Goal ::
The entries below are to be transcribed in full, without their images.

Provided information ::

###

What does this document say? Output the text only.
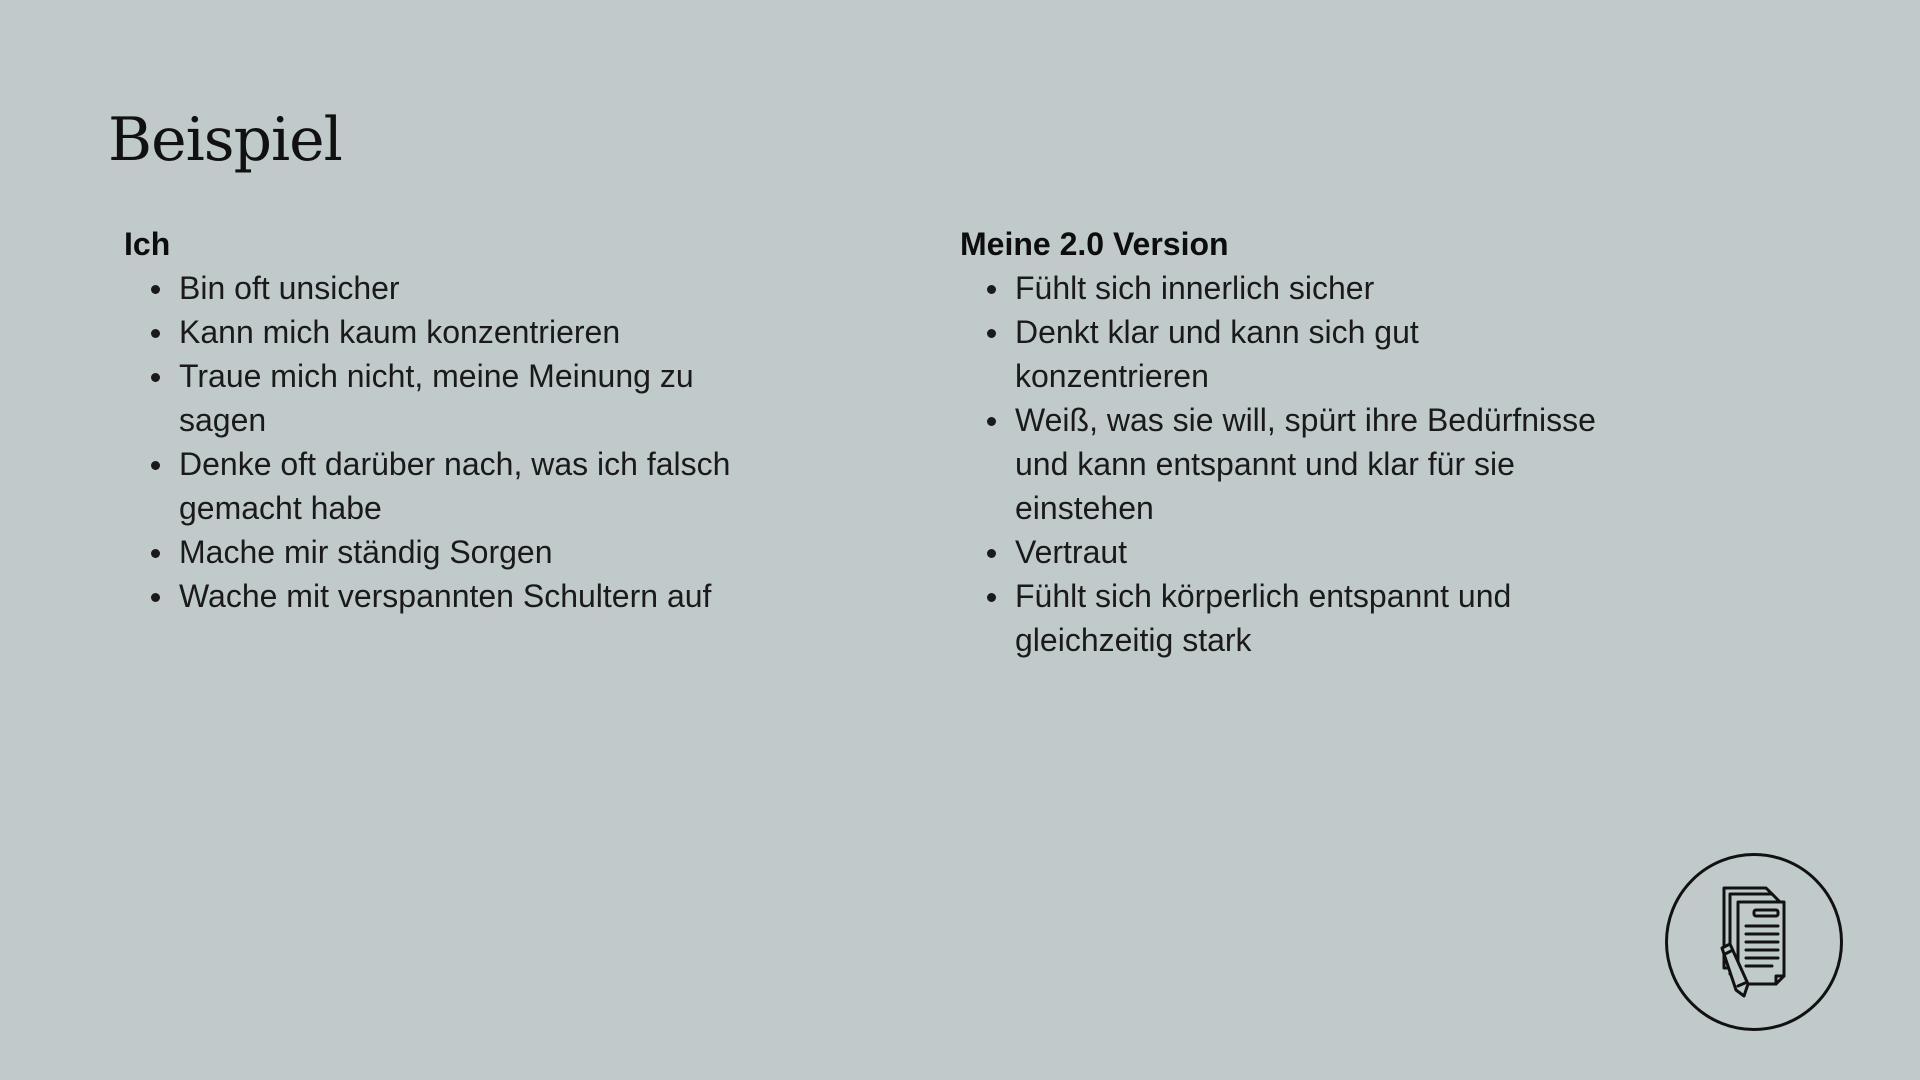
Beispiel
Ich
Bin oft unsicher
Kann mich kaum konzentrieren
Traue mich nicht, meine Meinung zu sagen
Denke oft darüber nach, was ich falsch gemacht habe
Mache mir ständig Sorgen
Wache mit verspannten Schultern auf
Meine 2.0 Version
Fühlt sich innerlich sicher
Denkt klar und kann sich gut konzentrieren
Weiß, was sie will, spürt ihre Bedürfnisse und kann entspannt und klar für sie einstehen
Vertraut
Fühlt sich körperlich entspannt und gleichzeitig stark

###

The response ::
What does this document say? Output the text only.
Beispiel
Ich
Bin oft unsicher
Kann mich kaum konzentrieren
Traue mich nicht, meine Meinung zu sagen
Denke oft darüber nach, was ich falsch gemacht habe
Mache mir ständig Sorgen
Wache mit verspannten Schultern auf
Meine 2.0 Version
Fühlt sich innerlich sicher
Denkt klar und kann sich gut konzentrieren
Weiß, was sie will, spürt ihre Bedürfnisse und kann entspannt und klar für sie einstehen
Vertraut
Fühlt sich körperlich entspannt und gleichzeitig stark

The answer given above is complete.